▶ DOCUMENT EXTRACT:
|Year : 2015 | Volume
| Issue : 2 | Page : 83-85
Recent trends: Medical management of infectious keratitis
Sneha Solanki, Manisha Rathi, Sumeet Khanduja, CS Dhull, Sumit Sachdeva, Jitender Phogat
Department of Ophthalmology, Regional Institute of Ophthalmology, Pt.B.D. Sharma, PGIMS, Rohtak, Haryana, India
|Date of Web Publication||24-Jun-2015|
Dr. Sneha Solanki
C-103, Hextex Commune, Sector-43, Gurgaon, Haryana
Source of Support: None, Conflict of Interest: None
| Abstract|| |
This review article highlights the newer diagnostic modalities and approaches in the medical management of infectious keratitis. A Medline literature search conducted to March 2014 has been included. Recent studies or publications were selected from international indexed journals using suitable key words. Development of specular microscopy and polymerase chain reaction (PCR) has a promising role as diagnostic modalities in infectious keratitis, especially in refractory cases. Previously fortified antibiotics have been the mainstay of treatment for bacterial keratitis. Recently, the advent of fourth-generation fluoroquinolones monotherapy has shown promising results in the management of bacterial keratitis. Corneal collagen cross-linking is being considered in the refractory cases. Topical natamycin and amphotericin B should be considered as the first choice anti-fungal agents in suspected filamentous or yeast infection respectively. Voriconazole and newer routes of administration such as intrastromal and intracameral injection of conventional anti-fungal agents have demonstrated a positive clinical response. Ganciclovir is a newer anti-viral agent with promising results in herpes simplex keratitis. Thus, introduction of newer diagnostic modalities and collagen cross-linking along with fourth-generation fluoroquinolones and newer azoles have a promising role in the management of infectious keratitis.

▶ WORK REQUEST: According to the abstract on infectious keratitis, which topical agent is the first-choice antifungal for a suspected yeast infection? The entries that come after this point play no part in the work.

▶ RECORD EXTRACTS:

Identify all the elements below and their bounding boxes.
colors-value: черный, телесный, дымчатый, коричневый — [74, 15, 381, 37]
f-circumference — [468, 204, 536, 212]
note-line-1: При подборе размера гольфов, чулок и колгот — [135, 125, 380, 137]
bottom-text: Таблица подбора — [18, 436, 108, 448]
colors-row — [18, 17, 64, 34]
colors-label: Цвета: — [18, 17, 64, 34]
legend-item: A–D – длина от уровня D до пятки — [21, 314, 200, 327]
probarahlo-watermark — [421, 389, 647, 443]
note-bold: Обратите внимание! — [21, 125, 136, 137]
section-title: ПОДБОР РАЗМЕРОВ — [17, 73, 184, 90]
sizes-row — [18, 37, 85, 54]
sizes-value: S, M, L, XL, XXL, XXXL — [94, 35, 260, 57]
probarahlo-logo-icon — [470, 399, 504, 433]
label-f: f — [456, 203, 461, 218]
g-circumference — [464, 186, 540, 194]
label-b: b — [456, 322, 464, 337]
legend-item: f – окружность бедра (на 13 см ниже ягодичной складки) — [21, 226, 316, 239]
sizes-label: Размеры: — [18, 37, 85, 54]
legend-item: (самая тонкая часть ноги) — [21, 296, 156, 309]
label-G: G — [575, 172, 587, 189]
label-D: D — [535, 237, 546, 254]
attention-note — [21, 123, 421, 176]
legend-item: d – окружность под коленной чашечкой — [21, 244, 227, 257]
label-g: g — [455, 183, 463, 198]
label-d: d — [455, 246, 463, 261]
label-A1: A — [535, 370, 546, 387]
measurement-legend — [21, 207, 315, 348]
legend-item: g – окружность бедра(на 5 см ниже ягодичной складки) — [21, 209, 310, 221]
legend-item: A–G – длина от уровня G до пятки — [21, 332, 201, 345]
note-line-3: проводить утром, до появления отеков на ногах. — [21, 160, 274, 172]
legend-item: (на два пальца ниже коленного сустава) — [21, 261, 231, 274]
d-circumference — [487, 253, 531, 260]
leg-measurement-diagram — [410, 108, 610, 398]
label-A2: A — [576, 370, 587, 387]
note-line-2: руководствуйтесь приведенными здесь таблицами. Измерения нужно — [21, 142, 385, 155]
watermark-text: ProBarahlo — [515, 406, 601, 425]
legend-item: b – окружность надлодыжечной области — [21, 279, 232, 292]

▶ RESPONSE BOX: Amphotericin B.